* EXERCISE
Reproduce every row below verbatim, one per line, with no changes.
-- Start INPUT DATA --
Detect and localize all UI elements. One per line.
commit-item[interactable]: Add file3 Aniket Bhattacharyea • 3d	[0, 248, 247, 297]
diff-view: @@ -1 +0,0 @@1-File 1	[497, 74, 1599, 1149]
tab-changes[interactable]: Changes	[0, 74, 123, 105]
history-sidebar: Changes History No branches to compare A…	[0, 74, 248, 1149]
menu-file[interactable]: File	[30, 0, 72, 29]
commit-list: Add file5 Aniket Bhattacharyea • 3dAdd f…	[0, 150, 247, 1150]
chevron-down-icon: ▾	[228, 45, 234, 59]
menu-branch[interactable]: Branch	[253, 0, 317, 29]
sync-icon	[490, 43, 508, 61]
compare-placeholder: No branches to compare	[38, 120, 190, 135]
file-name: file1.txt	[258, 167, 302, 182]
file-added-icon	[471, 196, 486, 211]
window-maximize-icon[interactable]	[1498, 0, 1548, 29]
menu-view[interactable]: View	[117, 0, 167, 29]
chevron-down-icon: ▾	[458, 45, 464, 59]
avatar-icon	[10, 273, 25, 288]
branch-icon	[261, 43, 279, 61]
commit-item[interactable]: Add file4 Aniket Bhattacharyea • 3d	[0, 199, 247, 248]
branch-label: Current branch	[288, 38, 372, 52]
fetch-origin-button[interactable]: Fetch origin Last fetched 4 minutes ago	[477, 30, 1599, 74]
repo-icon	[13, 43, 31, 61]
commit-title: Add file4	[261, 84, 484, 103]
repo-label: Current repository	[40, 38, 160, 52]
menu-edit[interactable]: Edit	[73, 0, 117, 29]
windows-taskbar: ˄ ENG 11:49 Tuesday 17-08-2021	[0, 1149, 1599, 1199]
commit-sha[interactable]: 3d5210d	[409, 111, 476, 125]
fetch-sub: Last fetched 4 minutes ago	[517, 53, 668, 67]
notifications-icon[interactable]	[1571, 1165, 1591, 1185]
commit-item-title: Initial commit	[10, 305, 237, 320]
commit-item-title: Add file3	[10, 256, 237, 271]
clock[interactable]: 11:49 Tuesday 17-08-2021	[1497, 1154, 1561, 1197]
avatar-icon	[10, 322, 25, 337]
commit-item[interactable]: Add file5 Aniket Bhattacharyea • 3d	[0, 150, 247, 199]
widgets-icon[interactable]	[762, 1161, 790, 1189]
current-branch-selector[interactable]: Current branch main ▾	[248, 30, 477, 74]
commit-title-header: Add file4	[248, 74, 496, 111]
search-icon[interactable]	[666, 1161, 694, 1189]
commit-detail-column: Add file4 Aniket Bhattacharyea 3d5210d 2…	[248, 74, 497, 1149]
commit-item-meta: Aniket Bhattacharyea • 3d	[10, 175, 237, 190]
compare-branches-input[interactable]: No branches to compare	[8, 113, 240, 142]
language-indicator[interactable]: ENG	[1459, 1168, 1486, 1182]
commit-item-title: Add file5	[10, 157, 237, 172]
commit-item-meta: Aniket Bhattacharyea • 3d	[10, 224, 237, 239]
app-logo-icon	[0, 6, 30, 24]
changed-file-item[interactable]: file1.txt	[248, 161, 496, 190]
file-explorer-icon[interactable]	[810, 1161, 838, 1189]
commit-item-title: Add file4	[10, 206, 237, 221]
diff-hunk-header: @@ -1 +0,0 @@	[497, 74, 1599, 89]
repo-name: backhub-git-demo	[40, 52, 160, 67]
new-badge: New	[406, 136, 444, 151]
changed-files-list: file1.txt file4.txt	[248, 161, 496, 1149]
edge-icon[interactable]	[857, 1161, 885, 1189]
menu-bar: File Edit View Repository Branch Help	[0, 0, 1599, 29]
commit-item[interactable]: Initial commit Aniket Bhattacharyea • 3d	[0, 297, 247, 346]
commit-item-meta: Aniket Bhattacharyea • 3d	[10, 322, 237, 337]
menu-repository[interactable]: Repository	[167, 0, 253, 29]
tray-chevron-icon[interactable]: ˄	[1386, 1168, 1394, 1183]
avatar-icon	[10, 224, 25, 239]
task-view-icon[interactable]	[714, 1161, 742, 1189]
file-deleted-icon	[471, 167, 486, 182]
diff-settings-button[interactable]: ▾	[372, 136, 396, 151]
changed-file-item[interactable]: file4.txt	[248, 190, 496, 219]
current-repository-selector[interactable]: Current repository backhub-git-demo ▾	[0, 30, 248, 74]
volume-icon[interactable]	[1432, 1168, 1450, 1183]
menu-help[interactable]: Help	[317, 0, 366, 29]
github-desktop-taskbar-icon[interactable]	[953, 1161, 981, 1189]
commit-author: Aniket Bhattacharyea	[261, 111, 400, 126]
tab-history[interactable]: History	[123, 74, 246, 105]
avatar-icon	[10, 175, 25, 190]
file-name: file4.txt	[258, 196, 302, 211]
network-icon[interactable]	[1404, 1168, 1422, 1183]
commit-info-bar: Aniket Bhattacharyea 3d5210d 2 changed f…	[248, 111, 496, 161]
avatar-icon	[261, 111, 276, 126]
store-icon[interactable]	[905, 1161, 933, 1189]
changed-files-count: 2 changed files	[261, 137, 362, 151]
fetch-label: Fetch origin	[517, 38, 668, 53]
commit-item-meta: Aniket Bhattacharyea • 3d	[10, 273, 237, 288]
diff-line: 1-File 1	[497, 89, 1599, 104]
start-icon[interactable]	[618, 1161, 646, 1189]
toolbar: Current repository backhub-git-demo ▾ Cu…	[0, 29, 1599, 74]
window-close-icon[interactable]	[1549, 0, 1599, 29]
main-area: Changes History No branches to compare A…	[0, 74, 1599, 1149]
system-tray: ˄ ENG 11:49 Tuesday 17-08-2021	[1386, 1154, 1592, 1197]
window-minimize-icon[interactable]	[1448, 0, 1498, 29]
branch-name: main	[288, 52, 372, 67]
-- End INPUT DATA --
* PROBLEM SOLUTION
Detect and localize all UI elements. One per line.
commit-item[interactable]: Add file3 Aniket Bhattacharyea • 3d	[0, 248, 247, 297]
diff-view: @@ -1 +0,0 @@1-File 1	[497, 74, 1599, 1149]
tab-changes[interactable]: Changes	[0, 74, 123, 105]
history-sidebar: Changes History No branches to compare A…	[0, 74, 248, 1149]
menu-file[interactable]: File	[30, 0, 72, 29]
commit-list: Add file5 Aniket Bhattacharyea • 3dAdd f…	[0, 150, 247, 1150]
chevron-down-icon: ▾	[228, 45, 234, 59]
menu-branch[interactable]: Branch	[253, 0, 317, 29]
sync-icon	[490, 43, 508, 61]
compare-placeholder: No branches to compare	[38, 120, 190, 135]
file-name: file1.txt	[258, 167, 302, 182]
file-added-icon	[471, 196, 486, 211]
window-maximize-icon[interactable]	[1498, 0, 1548, 29]
menu-view[interactable]: View	[117, 0, 167, 29]
chevron-down-icon: ▾	[458, 45, 464, 59]
avatar-icon	[10, 273, 25, 288]
branch-icon	[261, 43, 279, 61]
commit-item[interactable]: Add file4 Aniket Bhattacharyea • 3d	[0, 199, 247, 248]
branch-label: Current branch	[288, 38, 372, 52]
fetch-origin-button[interactable]: Fetch origin Last fetched 4 minutes ago	[477, 30, 1599, 74]
repo-icon	[13, 43, 31, 61]
commit-title: Add file4	[261, 84, 484, 103]
repo-label: Current repository	[40, 38, 160, 52]
menu-edit[interactable]: Edit	[73, 0, 117, 29]
windows-taskbar: ˄ ENG 11:49 Tuesday 17-08-2021	[0, 1149, 1599, 1199]
commit-sha[interactable]: 3d5210d	[409, 111, 476, 125]
fetch-sub: Last fetched 4 minutes ago	[517, 53, 668, 67]
notifications-icon[interactable]	[1571, 1165, 1591, 1185]
commit-item-title: Initial commit	[10, 305, 237, 320]
commit-item-title: Add file3	[10, 256, 237, 271]
clock[interactable]: 11:49 Tuesday 17-08-2021	[1497, 1154, 1561, 1197]
avatar-icon	[10, 322, 25, 337]
commit-item[interactable]: Add file5 Aniket Bhattacharyea • 3d	[0, 150, 247, 199]
widgets-icon[interactable]	[762, 1161, 790, 1189]
current-branch-selector[interactable]: Current branch main ▾	[248, 30, 477, 74]
commit-title-header: Add file4	[248, 74, 496, 111]
search-icon[interactable]	[666, 1161, 694, 1189]
commit-detail-column: Add file4 Aniket Bhattacharyea 3d5210d 2…	[248, 74, 497, 1149]
commit-item-meta: Aniket Bhattacharyea • 3d	[10, 175, 237, 190]
compare-branches-input[interactable]: No branches to compare	[8, 113, 240, 142]
language-indicator[interactable]: ENG	[1459, 1168, 1486, 1182]
commit-item-title: Add file5	[10, 157, 237, 172]
commit-item-meta: Aniket Bhattacharyea • 3d	[10, 224, 237, 239]
app-logo-icon	[0, 6, 30, 24]
changed-file-item[interactable]: file1.txt	[248, 161, 496, 190]
file-explorer-icon[interactable]	[810, 1161, 838, 1189]
commit-item-title: Add file4	[10, 206, 237, 221]
diff-hunk-header: @@ -1 +0,0 @@	[497, 74, 1599, 89]
repo-name: backhub-git-demo	[40, 52, 160, 67]
new-badge: New	[406, 136, 444, 151]
changed-files-list: file1.txt file4.txt	[248, 161, 496, 1149]
edge-icon[interactable]	[857, 1161, 885, 1189]
menu-bar: File Edit View Repository Branch Help	[0, 0, 1599, 29]
commit-item[interactable]: Initial commit Aniket Bhattacharyea • 3d	[0, 297, 247, 346]
commit-item-meta: Aniket Bhattacharyea • 3d	[10, 322, 237, 337]
menu-repository[interactable]: Repository	[167, 0, 253, 29]
tray-chevron-icon[interactable]: ˄	[1386, 1168, 1394, 1183]
avatar-icon	[10, 224, 25, 239]
task-view-icon[interactable]	[714, 1161, 742, 1189]
file-deleted-icon	[471, 167, 486, 182]
diff-settings-button[interactable]: ▾	[372, 136, 396, 151]
changed-file-item[interactable]: file4.txt	[248, 190, 496, 219]
current-repository-selector[interactable]: Current repository backhub-git-demo ▾	[0, 30, 248, 74]
volume-icon[interactable]	[1432, 1168, 1450, 1183]
menu-help[interactable]: Help	[317, 0, 366, 29]
github-desktop-taskbar-icon[interactable]	[953, 1161, 981, 1189]
commit-author: Aniket Bhattacharyea	[261, 111, 400, 126]
tab-history[interactable]: History	[123, 74, 246, 105]
avatar-icon	[10, 175, 25, 190]
file-name: file4.txt	[258, 196, 302, 211]
network-icon[interactable]	[1404, 1168, 1422, 1183]
commit-info-bar: Aniket Bhattacharyea 3d5210d 2 changed f…	[248, 111, 496, 161]
avatar-icon	[261, 111, 276, 126]
store-icon[interactable]	[905, 1161, 933, 1189]
changed-files-count: 2 changed files	[261, 137, 362, 151]
fetch-label: Fetch origin	[517, 38, 668, 53]
commit-item-meta: Aniket Bhattacharyea • 3d	[10, 273, 237, 288]
diff-line: 1-File 1	[497, 89, 1599, 104]
start-icon[interactable]	[618, 1161, 646, 1189]
toolbar: Current repository backhub-git-demo ▾ Cu…	[0, 29, 1599, 74]
window-close-icon[interactable]	[1549, 0, 1599, 29]
main-area: Changes History No branches to compare A…	[0, 74, 1599, 1149]
system-tray: ˄ ENG 11:49 Tuesday 17-08-2021	[1386, 1154, 1592, 1197]
window-minimize-icon[interactable]	[1448, 0, 1498, 29]
branch-name: main	[288, 52, 372, 67]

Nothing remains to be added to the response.